# Exercise
Search the records for "title". Copy every line where it appears.

-------- Recorded information --------

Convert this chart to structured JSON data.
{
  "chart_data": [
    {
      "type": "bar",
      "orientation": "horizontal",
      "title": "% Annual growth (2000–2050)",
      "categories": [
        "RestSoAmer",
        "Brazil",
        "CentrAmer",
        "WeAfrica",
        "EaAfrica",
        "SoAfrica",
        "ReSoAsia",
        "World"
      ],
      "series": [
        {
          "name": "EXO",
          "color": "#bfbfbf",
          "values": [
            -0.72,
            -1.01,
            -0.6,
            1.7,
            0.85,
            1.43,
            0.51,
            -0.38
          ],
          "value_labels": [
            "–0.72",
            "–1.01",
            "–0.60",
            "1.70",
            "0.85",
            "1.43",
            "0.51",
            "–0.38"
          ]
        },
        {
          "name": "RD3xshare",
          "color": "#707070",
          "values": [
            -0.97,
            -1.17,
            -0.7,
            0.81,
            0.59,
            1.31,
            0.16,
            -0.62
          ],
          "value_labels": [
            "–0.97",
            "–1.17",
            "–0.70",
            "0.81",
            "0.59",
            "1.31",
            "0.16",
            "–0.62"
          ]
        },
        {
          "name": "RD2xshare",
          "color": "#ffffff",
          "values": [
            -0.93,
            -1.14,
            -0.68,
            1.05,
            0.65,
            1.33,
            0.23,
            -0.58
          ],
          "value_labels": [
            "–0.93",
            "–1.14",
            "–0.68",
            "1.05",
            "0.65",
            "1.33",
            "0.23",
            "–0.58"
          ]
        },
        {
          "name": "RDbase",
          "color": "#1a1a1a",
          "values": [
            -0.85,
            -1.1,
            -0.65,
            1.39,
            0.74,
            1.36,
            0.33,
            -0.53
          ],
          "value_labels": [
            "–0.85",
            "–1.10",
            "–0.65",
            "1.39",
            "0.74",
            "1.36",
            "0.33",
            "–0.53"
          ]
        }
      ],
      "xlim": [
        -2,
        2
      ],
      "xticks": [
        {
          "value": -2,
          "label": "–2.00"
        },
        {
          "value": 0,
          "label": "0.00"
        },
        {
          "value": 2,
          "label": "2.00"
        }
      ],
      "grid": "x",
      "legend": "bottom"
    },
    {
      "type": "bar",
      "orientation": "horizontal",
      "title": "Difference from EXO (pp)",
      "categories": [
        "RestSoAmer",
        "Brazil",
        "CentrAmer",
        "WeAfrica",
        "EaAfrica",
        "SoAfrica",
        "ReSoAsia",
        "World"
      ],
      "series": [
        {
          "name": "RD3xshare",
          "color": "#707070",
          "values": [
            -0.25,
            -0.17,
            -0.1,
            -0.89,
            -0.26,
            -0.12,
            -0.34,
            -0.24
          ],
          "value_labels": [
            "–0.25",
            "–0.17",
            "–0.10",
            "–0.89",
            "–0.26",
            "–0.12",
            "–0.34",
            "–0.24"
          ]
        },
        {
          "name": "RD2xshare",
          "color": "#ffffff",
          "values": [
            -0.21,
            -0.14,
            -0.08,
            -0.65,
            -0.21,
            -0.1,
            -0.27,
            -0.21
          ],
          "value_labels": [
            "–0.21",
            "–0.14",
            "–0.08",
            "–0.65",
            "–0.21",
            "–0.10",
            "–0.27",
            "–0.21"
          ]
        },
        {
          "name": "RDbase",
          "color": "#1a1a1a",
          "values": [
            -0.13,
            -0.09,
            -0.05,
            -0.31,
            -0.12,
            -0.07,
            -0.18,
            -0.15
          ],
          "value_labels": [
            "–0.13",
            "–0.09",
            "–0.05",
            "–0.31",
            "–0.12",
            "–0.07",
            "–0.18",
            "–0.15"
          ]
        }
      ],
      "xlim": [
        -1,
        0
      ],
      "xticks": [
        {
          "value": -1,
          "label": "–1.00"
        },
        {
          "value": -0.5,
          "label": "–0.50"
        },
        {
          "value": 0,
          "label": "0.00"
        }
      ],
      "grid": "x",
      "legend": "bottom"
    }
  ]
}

--------

# Right answer
      "title": "% Annual growth (2000–2050)",
      "title": "Difference from EXO (pp)",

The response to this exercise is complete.